## [INPUT MATERIAL]
>> START
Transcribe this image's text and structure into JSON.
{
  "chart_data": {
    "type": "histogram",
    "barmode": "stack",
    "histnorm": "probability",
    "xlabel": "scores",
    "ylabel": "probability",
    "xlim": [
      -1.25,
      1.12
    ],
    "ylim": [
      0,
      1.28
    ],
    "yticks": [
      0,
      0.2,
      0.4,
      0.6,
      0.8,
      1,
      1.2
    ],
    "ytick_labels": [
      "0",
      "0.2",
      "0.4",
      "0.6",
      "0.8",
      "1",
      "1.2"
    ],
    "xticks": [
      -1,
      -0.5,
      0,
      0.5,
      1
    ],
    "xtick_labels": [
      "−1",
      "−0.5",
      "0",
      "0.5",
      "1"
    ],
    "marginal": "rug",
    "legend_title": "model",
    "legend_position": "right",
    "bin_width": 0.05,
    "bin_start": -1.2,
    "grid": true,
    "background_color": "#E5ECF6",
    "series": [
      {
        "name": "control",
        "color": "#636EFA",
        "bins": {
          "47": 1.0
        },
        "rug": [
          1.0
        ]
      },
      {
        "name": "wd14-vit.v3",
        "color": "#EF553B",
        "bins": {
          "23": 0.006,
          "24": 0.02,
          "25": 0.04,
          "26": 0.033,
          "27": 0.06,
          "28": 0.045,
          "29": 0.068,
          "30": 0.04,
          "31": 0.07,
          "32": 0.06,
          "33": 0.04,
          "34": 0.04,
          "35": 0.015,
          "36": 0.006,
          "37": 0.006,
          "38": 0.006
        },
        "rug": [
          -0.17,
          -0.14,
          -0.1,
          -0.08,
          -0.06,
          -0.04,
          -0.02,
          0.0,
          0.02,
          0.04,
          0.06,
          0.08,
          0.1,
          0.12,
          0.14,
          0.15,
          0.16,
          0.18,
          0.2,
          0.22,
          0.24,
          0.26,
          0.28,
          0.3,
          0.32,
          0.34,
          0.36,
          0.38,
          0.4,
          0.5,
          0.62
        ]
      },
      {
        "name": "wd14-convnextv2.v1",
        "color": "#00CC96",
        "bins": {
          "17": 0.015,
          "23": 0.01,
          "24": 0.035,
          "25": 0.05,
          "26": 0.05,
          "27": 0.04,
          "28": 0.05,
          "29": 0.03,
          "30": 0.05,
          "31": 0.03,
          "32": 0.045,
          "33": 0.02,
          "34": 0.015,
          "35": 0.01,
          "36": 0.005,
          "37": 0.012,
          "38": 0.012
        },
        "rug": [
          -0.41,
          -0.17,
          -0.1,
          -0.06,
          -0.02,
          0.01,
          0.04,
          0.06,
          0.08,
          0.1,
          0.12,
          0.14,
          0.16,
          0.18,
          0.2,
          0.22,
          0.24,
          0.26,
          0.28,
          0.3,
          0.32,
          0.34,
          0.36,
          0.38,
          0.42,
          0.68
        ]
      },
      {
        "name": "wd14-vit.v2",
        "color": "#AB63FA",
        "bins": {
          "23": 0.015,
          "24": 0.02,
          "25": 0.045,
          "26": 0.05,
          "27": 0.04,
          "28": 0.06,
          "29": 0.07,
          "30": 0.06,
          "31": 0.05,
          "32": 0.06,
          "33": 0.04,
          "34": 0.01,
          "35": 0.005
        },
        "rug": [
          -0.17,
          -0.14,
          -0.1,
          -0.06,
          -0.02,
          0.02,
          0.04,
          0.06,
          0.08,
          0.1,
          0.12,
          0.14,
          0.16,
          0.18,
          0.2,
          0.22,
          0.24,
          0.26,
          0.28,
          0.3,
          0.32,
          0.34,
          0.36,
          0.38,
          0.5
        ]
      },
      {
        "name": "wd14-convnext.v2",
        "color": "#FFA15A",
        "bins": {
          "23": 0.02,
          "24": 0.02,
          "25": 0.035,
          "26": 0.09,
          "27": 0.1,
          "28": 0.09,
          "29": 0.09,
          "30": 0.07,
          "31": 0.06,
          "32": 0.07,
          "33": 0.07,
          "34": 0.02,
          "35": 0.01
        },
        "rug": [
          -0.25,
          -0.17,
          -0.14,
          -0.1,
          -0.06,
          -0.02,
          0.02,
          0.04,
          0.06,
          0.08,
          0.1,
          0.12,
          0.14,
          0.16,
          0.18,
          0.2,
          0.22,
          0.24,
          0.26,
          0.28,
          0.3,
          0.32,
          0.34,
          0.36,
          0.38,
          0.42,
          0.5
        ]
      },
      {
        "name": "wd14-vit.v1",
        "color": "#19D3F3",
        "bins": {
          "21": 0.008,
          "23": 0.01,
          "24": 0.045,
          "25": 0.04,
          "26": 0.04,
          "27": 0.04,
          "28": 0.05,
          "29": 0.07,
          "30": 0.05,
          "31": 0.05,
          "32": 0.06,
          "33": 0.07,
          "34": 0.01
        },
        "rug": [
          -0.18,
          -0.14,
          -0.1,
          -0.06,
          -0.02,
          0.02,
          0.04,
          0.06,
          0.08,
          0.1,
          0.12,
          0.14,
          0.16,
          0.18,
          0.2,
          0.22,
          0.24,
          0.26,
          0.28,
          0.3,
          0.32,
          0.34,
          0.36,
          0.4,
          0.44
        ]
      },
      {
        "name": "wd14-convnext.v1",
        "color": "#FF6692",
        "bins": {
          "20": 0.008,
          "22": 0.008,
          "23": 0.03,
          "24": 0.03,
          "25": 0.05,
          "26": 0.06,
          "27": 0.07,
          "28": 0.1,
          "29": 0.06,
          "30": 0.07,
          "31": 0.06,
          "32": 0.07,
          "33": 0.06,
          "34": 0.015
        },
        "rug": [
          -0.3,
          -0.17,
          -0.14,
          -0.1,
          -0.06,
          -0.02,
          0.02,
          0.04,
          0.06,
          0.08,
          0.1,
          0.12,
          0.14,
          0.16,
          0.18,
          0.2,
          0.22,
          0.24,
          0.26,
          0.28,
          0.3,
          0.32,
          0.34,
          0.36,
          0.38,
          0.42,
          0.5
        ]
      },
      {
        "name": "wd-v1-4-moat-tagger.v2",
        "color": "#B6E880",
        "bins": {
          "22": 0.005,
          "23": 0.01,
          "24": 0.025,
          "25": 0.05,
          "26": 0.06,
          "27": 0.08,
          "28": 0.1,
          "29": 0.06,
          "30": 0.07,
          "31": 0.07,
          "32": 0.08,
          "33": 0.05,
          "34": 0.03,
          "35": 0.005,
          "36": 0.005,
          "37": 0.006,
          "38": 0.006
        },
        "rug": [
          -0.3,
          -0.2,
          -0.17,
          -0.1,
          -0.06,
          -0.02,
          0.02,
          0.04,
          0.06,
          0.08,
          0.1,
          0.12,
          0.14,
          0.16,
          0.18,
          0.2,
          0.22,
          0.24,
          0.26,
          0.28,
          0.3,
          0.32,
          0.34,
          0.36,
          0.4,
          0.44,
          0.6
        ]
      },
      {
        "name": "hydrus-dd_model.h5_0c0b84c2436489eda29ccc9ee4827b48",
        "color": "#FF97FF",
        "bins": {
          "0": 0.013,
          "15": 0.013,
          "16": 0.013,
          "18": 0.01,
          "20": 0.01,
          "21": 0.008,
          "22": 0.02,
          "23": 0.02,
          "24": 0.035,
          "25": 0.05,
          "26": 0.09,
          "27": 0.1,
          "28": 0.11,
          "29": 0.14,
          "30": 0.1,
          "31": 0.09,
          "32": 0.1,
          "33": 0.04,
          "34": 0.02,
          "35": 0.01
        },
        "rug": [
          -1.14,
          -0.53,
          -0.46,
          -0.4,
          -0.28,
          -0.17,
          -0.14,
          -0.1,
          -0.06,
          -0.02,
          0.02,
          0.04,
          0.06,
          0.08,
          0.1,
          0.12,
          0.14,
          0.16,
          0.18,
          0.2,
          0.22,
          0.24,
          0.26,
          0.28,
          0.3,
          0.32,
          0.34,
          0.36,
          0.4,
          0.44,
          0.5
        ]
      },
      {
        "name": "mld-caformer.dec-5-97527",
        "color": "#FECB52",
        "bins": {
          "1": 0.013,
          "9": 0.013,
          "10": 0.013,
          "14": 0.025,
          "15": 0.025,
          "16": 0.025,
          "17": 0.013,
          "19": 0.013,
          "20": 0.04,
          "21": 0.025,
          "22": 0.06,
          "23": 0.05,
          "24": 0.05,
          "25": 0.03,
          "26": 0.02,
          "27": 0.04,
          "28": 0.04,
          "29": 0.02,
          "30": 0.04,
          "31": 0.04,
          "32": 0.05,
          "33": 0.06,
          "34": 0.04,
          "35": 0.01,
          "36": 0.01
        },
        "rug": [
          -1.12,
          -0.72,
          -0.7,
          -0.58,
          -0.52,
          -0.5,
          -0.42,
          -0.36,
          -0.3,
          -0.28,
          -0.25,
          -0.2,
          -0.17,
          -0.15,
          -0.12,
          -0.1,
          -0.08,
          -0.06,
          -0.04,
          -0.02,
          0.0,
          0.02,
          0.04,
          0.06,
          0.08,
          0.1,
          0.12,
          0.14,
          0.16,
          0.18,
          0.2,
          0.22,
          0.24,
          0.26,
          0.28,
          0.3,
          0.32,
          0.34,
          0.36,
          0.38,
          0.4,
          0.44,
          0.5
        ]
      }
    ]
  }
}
>> END
## [WHAT IS BEING ASKED]
Extract all lines of the records above that include "probability".

## [TASK OUTPUT]
    "histnorm": "probability",
    "ylabel": "probability",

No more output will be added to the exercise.